**Data excerpts**
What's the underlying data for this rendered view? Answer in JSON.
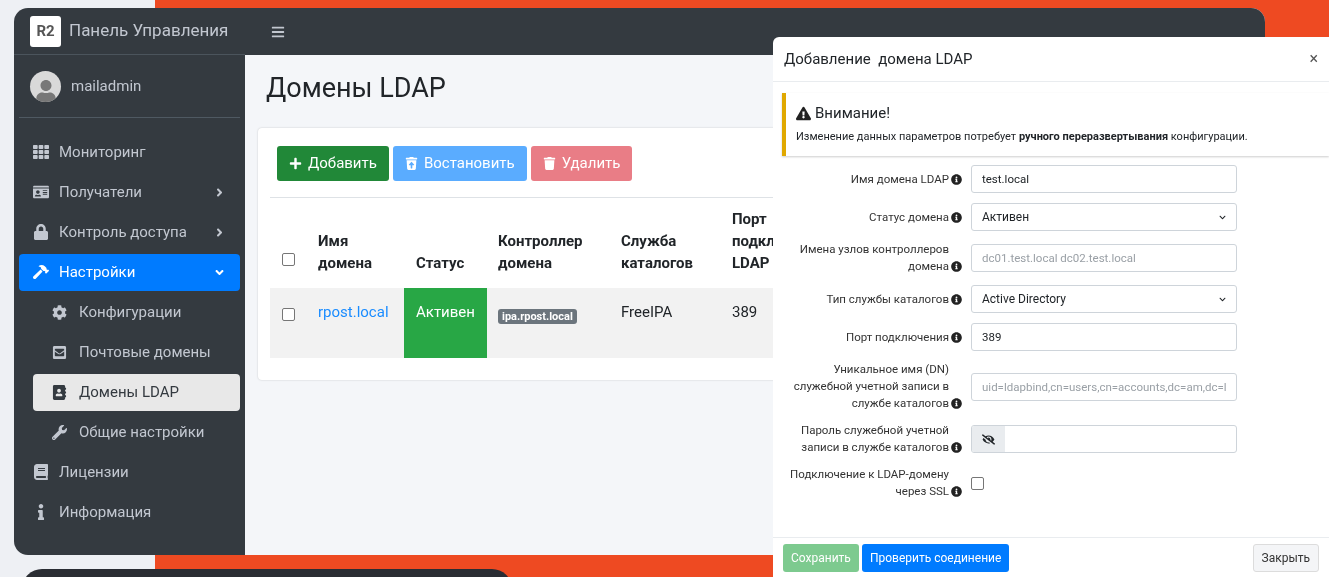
{
  "brand": {
    "logo": "R2",
    "title": "Панель Управления"
  },
  "user": {
    "name": "mailadmin"
  },
  "sidebar": {
    "items": [
      {
        "label": "Мониторинг",
        "kind": "link",
        "selected": false
      },
      {
        "label": "Получатели",
        "kind": "group",
        "expanded": false,
        "selected": false
      },
      {
        "label": "Контроль доступа",
        "kind": "group",
        "expanded": false,
        "selected": false
      },
      {
        "label": "Настройки",
        "kind": "group",
        "expanded": true,
        "selected": true,
        "children": [
          {
            "label": "Конфигурации",
            "selected": false
          },
          {
            "label": "Почтовые домены",
            "selected": false
          },
          {
            "label": "Домены LDAP",
            "selected": true
          },
          {
            "label": "Общие настройки",
            "selected": false
          }
        ]
      },
      {
        "label": "Лицензии",
        "kind": "link",
        "selected": false
      },
      {
        "label": "Информация",
        "kind": "link",
        "selected": false
      }
    ]
  },
  "page": {
    "title": "Домены LDAP"
  },
  "toolbar": {
    "buttons": [
      {
        "label": "Добавить",
        "kind": "add"
      },
      {
        "label": "Востановить",
        "kind": "restore"
      },
      {
        "label": "Удалить",
        "kind": "delete"
      }
    ]
  },
  "table": {
    "header_checked": false,
    "columns": [
      "Имя домена",
      "Статус",
      "Контроллер домена",
      "Служба каталогов",
      "Порт подкл LDAP"
    ],
    "rows": [
      {
        "checked": false,
        "name": "rpost.local",
        "status": "Активен",
        "controller": "ipa.rpost.local",
        "service": "FreeIPA",
        "port": "389"
      }
    ]
  },
  "modal": {
    "title": "Добавление  домена LDAP",
    "close": "×",
    "alert": {
      "title": "Внимание!",
      "text": "Изменение данных параметров потребует **ручного переразвертывания** конфигурации."
    },
    "fields": [
      {
        "label": "Имя домена LDAP",
        "kind": "text",
        "value": "test.local"
      },
      {
        "label": "Статус домена",
        "kind": "select",
        "value": "Активен"
      },
      {
        "label": "Имена узлов контроллеров домена",
        "kind": "text",
        "placeholder": "dc01.test.local dc02.test.local"
      },
      {
        "label": "Тип службы каталогов",
        "kind": "select",
        "value": "Active Directory"
      },
      {
        "label": "Порт подключения",
        "kind": "text",
        "value": "389"
      },
      {
        "label": "Уникальное имя (DN) служебной учетной записи в службе каталогов",
        "kind": "text",
        "placeholder": "uid=ldapbind,cn=users,cn=accounts,dc=am,dc=l"
      },
      {
        "label": "Пароль служебной учетной записи в службе каталогов",
        "kind": "password"
      },
      {
        "label": "Подключение к LDAP-домену через SSL",
        "kind": "checkbox",
        "checked": false
      }
    ],
    "buttons": [
      {
        "label": "Сохранить",
        "kind": "save",
        "disabled": true
      },
      {
        "label": "Проверить соединение",
        "kind": "test",
        "disabled": false
      },
      {
        "label": "Закрыть",
        "kind": "close",
        "disabled": false
      }
    ]
  }
}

**TO DO**
Extract all lines of the records above that include "rpost".

**COMPLETE OUTPUT**
        "name": "rpost.local",
        "controller": "ipa.rpost.local",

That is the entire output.